→ Challenge
Write out the listing exactly as it is given.

▬▬▬

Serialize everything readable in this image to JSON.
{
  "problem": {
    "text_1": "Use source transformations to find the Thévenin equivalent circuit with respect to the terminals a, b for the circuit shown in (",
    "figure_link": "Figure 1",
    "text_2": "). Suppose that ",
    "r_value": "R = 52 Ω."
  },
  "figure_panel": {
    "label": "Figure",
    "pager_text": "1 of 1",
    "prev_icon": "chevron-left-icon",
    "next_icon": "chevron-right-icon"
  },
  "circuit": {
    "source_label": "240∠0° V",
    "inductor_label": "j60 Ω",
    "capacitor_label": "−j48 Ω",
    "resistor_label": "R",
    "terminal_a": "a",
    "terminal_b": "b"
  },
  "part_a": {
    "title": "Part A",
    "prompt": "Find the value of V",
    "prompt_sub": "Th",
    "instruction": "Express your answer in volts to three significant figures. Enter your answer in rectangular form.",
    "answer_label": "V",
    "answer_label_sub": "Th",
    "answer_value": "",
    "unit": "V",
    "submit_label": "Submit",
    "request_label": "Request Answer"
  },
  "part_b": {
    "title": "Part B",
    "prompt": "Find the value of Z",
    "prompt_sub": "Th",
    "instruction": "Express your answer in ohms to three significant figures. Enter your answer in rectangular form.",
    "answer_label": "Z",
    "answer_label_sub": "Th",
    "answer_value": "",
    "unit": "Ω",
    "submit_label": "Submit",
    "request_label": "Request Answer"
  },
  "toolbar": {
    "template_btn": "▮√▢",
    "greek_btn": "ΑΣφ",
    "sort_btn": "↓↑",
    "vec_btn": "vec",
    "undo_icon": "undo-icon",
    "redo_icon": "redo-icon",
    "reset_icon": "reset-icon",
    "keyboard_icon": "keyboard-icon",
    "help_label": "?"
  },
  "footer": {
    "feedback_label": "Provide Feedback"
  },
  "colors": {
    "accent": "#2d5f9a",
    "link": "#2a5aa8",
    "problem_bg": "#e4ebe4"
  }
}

▬▬▬

→ Solution to the exercise
Serialize everything readable in this image to JSON.
{
  "problem": {
    "text_1": "Use source transformations to find the Thévenin equivalent circuit with respect to the terminals a, b for the circuit shown in (",
    "figure_link": "Figure 1",
    "text_2": "). Suppose that ",
    "r_value": "R = 52 Ω."
  },
  "figure_panel": {
    "label": "Figure",
    "pager_text": "1 of 1",
    "prev_icon": "chevron-left-icon",
    "next_icon": "chevron-right-icon"
  },
  "circuit": {
    "source_label": "240∠0° V",
    "inductor_label": "j60 Ω",
    "capacitor_label": "−j48 Ω",
    "resistor_label": "R",
    "terminal_a": "a",
    "terminal_b": "b"
  },
  "part_a": {
    "title": "Part A",
    "prompt": "Find the value of V",
    "prompt_sub": "Th",
    "instruction": "Express your answer in volts to three significant figures. Enter your answer in rectangular form.",
    "answer_label": "V",
    "answer_label_sub": "Th",
    "answer_value": "",
    "unit": "V",
    "submit_label": "Submit",
    "request_label": "Request Answer"
  },
  "part_b": {
    "title": "Part B",
    "prompt": "Find the value of Z",
    "prompt_sub": "Th",
    "instruction": "Express your answer in ohms to three significant figures. Enter your answer in rectangular form.",
    "answer_label": "Z",
    "answer_label_sub": "Th",
    "answer_value": "",
    "unit": "Ω",
    "submit_label": "Submit",
    "request_label": "Request Answer"
  },
  "toolbar": {
    "template_btn": "▮√▢",
    "greek_btn": "ΑΣφ",
    "sort_btn": "↓↑",
    "vec_btn": "vec",
    "undo_icon": "undo-icon",
    "redo_icon": "redo-icon",
    "reset_icon": "reset-icon",
    "keyboard_icon": "keyboard-icon",
    "help_label": "?"
  },
  "footer": {
    "feedback_label": "Provide Feedback"
  },
  "colors": {
    "accent": "#2d5f9a",
    "link": "#2a5aa8",
    "problem_bg": "#e4ebe4"
  }
}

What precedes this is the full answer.